_EXERCISE INSTRUCTIONS_
Repeat exactly the lines from the one containing "Read out every word on this page." through the last line of the records below, both included, and nothing else.

_EXTRACTED DATA_
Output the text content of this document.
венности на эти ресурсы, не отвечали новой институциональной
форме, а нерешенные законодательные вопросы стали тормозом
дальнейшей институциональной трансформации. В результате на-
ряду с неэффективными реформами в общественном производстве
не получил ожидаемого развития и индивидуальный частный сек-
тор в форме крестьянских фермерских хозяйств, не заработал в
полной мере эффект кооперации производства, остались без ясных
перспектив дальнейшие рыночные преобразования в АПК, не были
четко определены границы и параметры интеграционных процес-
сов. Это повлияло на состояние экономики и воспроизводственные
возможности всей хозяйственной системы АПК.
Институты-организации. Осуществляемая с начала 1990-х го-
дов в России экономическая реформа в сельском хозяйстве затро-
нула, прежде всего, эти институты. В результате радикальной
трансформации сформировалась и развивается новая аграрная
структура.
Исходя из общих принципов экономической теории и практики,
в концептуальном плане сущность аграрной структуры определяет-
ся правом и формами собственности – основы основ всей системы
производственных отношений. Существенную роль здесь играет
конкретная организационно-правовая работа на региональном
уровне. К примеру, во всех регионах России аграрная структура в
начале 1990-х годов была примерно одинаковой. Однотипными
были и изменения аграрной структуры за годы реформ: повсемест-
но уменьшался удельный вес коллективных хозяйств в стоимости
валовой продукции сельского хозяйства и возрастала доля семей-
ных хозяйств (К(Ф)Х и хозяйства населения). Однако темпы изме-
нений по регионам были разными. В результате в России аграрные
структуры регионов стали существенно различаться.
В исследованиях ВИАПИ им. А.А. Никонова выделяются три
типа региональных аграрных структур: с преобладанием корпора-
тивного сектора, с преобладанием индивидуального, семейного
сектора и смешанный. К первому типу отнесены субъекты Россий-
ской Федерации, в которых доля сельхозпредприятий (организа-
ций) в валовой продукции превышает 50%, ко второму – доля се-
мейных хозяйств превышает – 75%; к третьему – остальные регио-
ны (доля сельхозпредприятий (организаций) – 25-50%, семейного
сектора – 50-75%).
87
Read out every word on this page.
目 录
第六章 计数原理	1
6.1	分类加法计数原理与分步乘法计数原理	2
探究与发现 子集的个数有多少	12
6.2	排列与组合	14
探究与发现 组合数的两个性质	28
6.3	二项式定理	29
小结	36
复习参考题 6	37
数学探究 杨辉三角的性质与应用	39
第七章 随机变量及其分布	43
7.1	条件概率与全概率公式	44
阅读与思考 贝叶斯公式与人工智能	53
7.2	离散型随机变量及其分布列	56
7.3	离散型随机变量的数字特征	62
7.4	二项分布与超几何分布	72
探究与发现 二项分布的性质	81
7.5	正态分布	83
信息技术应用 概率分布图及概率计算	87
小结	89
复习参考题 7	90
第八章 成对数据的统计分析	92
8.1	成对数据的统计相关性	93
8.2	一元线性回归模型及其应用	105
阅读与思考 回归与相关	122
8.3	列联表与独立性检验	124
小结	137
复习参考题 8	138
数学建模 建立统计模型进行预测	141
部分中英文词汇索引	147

_RESULT BELOW_
Read out every word on this page.
目 录
第六章 计数原理	1
6.1	分类加法计数原理与分步乘法计数原理	2
探究与发现 子集的个数有多少	12
6.2	排列与组合	14
探究与发现 组合数的两个性质	28
6.3	二项式定理	29
小结	36
复习参考题 6	37
数学探究 杨辉三角的性质与应用	39
第七章 随机变量及其分布	43
7.1	条件概率与全概率公式	44
阅读与思考 贝叶斯公式与人工智能	53
7.2	离散型随机变量及其分布列	56
7.3	离散型随机变量的数字特征	62
7.4	二项分布与超几何分布	72
探究与发现 二项分布的性质	81
7.5	正态分布	83
信息技术应用 概率分布图及概率计算	87
小结	89
复习参考题 7	90
第八章 成对数据的统计分析	92
8.1	成对数据的统计相关性	93
8.2	一元线性回归模型及其应用	105
阅读与思考 回归与相关	122
8.3	列联表与独立性检验	124
小结	137
复习参考题 8	138
数学建模 建立统计模型进行预测	141
部分中英文词汇索引	147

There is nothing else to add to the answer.